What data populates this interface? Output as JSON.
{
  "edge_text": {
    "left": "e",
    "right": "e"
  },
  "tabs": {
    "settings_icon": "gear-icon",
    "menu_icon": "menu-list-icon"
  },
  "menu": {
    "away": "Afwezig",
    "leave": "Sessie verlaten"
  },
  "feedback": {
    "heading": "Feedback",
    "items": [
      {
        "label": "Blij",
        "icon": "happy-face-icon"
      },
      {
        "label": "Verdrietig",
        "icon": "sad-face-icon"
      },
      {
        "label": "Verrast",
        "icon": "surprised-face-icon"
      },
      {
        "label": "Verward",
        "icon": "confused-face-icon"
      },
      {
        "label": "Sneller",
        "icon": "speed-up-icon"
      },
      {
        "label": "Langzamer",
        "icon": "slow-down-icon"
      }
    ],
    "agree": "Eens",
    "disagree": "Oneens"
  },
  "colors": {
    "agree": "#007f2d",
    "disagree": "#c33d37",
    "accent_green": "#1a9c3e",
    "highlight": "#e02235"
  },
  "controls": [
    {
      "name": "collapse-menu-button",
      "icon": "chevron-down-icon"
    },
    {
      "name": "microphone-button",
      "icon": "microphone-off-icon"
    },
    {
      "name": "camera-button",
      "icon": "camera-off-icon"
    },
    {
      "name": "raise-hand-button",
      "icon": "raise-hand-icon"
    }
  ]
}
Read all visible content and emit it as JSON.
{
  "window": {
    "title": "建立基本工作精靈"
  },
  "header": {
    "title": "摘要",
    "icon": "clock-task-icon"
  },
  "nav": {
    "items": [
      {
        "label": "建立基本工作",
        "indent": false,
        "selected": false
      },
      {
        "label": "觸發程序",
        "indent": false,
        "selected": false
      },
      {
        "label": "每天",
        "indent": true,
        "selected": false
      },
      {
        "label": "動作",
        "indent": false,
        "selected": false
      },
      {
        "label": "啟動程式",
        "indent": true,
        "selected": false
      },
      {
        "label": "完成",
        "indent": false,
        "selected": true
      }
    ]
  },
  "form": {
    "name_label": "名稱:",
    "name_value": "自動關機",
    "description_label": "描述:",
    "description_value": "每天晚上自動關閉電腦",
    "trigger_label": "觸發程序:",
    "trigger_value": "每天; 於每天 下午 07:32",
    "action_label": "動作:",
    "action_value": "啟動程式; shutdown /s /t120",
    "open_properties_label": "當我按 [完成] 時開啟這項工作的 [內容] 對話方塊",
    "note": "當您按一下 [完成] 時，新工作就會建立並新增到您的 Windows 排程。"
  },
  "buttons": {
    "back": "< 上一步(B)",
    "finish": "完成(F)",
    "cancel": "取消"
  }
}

# # # #

- [WHAT THE TASK ASKS] Please reproduce every line of the material word for word.

- [ANSWER TO THIS EXERCISE]
What data populates this interface? Output as JSON.
{
  "edge_text": {
    "left": "e",
    "right": "e"
  },
  "tabs": {
    "settings_icon": "gear-icon",
    "menu_icon": "menu-list-icon"
  },
  "menu": {
    "away": "Afwezig",
    "leave": "Sessie verlaten"
  },
  "feedback": {
    "heading": "Feedback",
    "items": [
      {
        "label": "Blij",
        "icon": "happy-face-icon"
      },
      {
        "label": "Verdrietig",
        "icon": "sad-face-icon"
      },
      {
        "label": "Verrast",
        "icon": "surprised-face-icon"
      },
      {
        "label": "Verward",
        "icon": "confused-face-icon"
      },
      {
        "label": "Sneller",
        "icon": "speed-up-icon"
      },
      {
        "label": "Langzamer",
        "icon": "slow-down-icon"
      }
    ],
    "agree": "Eens",
    "disagree": "Oneens"
  },
  "colors": {
    "agree": "#007f2d",
    "disagree": "#c33d37",
    "accent_green": "#1a9c3e",
    "highlight": "#e02235"
  },
  "controls": [
    {
      "name": "collapse-menu-button",
      "icon": "chevron-down-icon"
    },
    {
      "name": "microphone-button",
      "icon": "microphone-off-icon"
    },
    {
      "name": "camera-button",
      "icon": "camera-off-icon"
    },
    {
      "name": "raise-hand-button",
      "icon": "raise-hand-icon"
    }
  ]
}
Read all visible content and emit it as JSON.
{
  "window": {
    "title": "建立基本工作精靈"
  },
  "header": {
    "title": "摘要",
    "icon": "clock-task-icon"
  },
  "nav": {
    "items": [
      {
        "label": "建立基本工作",
        "indent": false,
        "selected": false
      },
      {
        "label": "觸發程序",
        "indent": false,
        "selected": false
      },
      {
        "label": "每天",
        "indent": true,
        "selected": false
      },
      {
        "label": "動作",
        "indent": false,
        "selected": false
      },
      {
        "label": "啟動程式",
        "indent": true,
        "selected": false
      },
      {
        "label": "完成",
        "indent": false,
        "selected": true
      }
    ]
  },
  "form": {
    "name_label": "名稱:",
    "name_value": "自動關機",
    "description_label": "描述:",
    "description_value": "每天晚上自動關閉電腦",
    "trigger_label": "觸發程序:",
    "trigger_value": "每天; 於每天 下午 07:32",
    "action_label": "動作:",
    "action_value": "啟動程式; shutdown /s /t120",
    "open_properties_label": "當我按 [完成] 時開啟這項工作的 [內容] 對話方塊",
    "note": "當您按一下 [完成] 時，新工作就會建立並新增到您的 Windows 排程。"
  },
  "buttons": {
    "back": "< 上一步(B)",
    "finish": "完成(F)",
    "cancel": "取消"
  }
}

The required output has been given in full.